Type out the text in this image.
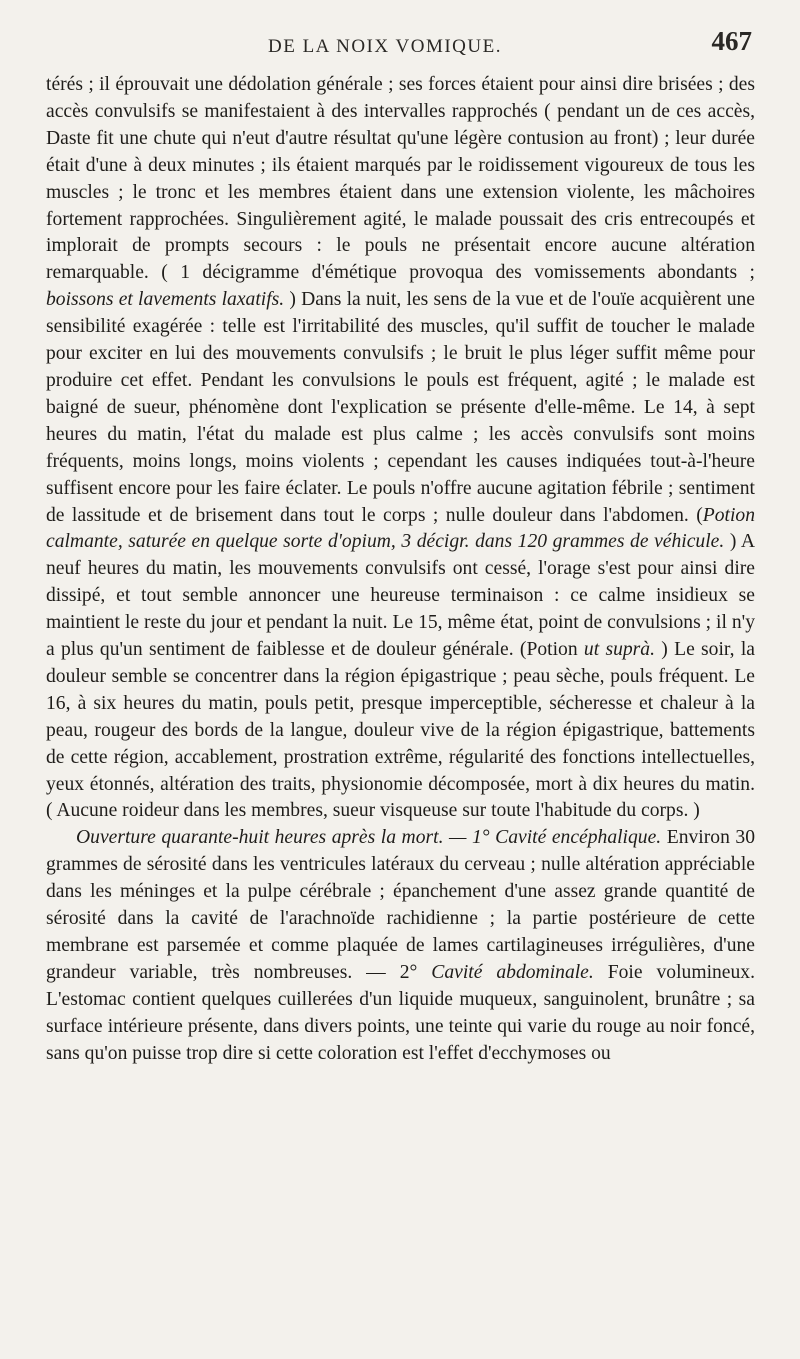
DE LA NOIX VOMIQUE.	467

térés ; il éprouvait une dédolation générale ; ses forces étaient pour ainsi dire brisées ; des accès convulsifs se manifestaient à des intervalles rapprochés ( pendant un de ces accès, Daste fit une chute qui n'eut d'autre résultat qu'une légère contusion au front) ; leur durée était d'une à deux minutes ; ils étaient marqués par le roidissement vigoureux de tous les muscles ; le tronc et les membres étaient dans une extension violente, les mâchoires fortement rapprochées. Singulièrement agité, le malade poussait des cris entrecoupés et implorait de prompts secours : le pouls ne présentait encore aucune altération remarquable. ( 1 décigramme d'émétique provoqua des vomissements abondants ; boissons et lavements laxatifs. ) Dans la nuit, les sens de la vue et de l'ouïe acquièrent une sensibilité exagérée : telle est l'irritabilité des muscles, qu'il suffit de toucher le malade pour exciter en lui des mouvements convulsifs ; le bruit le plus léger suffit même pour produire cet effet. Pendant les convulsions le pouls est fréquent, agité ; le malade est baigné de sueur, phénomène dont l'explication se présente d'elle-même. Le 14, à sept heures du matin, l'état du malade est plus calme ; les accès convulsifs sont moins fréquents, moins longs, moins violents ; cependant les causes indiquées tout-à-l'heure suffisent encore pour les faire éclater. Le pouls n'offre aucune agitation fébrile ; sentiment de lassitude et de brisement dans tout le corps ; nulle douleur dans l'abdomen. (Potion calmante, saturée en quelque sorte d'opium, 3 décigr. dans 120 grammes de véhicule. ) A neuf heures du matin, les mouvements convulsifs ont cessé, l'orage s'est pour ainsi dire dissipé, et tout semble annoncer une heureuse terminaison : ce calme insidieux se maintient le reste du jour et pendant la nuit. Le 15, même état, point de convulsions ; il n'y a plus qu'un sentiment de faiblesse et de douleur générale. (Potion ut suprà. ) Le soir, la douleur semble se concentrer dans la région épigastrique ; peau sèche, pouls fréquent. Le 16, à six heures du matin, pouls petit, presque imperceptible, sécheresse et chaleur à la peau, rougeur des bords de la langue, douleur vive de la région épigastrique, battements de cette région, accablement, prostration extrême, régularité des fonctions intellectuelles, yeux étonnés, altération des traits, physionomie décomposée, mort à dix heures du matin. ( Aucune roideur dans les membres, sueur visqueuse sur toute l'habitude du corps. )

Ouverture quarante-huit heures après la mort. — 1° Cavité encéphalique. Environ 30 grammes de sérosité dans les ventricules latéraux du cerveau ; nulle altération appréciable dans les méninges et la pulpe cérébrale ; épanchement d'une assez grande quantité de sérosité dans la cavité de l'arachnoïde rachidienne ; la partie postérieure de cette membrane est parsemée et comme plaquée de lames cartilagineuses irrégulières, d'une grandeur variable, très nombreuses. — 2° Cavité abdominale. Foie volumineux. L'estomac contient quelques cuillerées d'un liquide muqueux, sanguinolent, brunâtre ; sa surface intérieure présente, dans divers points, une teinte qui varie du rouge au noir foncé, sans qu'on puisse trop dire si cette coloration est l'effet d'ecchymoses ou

::::::::::

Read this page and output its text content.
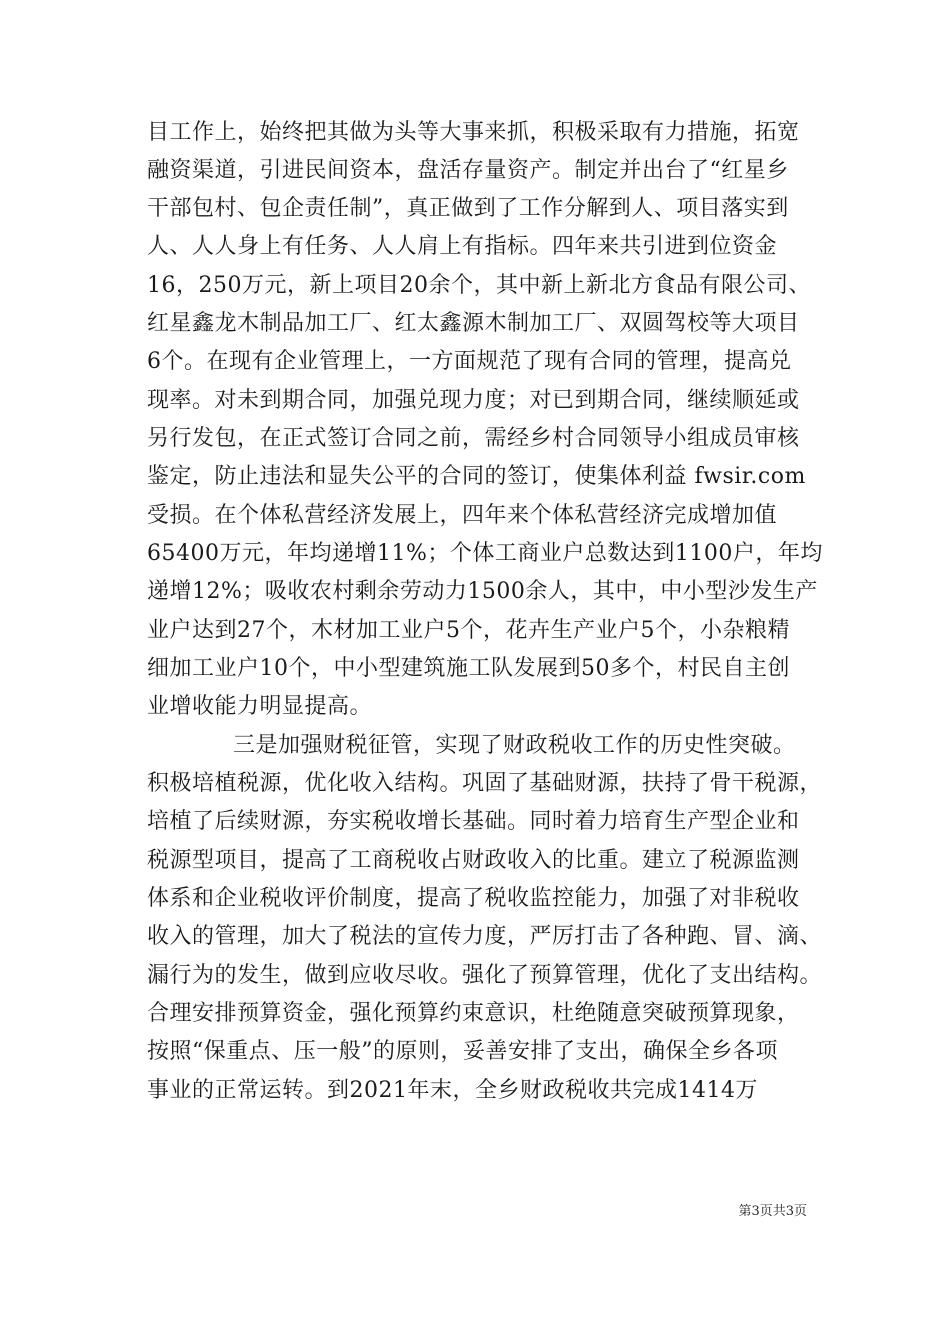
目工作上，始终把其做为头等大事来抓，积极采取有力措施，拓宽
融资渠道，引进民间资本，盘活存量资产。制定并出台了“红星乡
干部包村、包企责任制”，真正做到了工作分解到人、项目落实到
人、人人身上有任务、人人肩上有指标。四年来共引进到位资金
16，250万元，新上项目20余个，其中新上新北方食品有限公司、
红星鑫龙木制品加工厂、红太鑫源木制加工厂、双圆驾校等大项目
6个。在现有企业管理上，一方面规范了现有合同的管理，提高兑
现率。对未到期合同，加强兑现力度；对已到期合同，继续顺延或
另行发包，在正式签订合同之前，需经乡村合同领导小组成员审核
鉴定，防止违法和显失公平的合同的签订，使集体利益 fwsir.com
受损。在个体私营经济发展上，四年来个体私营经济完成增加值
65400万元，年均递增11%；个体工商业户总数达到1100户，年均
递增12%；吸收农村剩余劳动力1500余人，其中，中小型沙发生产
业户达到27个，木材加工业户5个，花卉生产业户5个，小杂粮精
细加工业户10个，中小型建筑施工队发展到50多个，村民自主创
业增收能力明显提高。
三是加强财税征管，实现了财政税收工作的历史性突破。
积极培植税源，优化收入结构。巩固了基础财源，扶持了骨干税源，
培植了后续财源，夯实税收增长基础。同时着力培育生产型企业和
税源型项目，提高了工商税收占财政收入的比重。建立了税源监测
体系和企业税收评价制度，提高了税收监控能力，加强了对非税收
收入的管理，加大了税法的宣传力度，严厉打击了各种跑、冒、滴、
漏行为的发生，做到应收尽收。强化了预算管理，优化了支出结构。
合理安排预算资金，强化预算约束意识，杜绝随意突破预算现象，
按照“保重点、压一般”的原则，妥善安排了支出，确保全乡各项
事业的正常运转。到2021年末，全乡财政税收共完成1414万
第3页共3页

::::::::::

◆ Work required ◆
Scan the data above and copy every line with "text" in it.

◆ Written solution ◆
Type out the text in this image.
Read this page and output its text content.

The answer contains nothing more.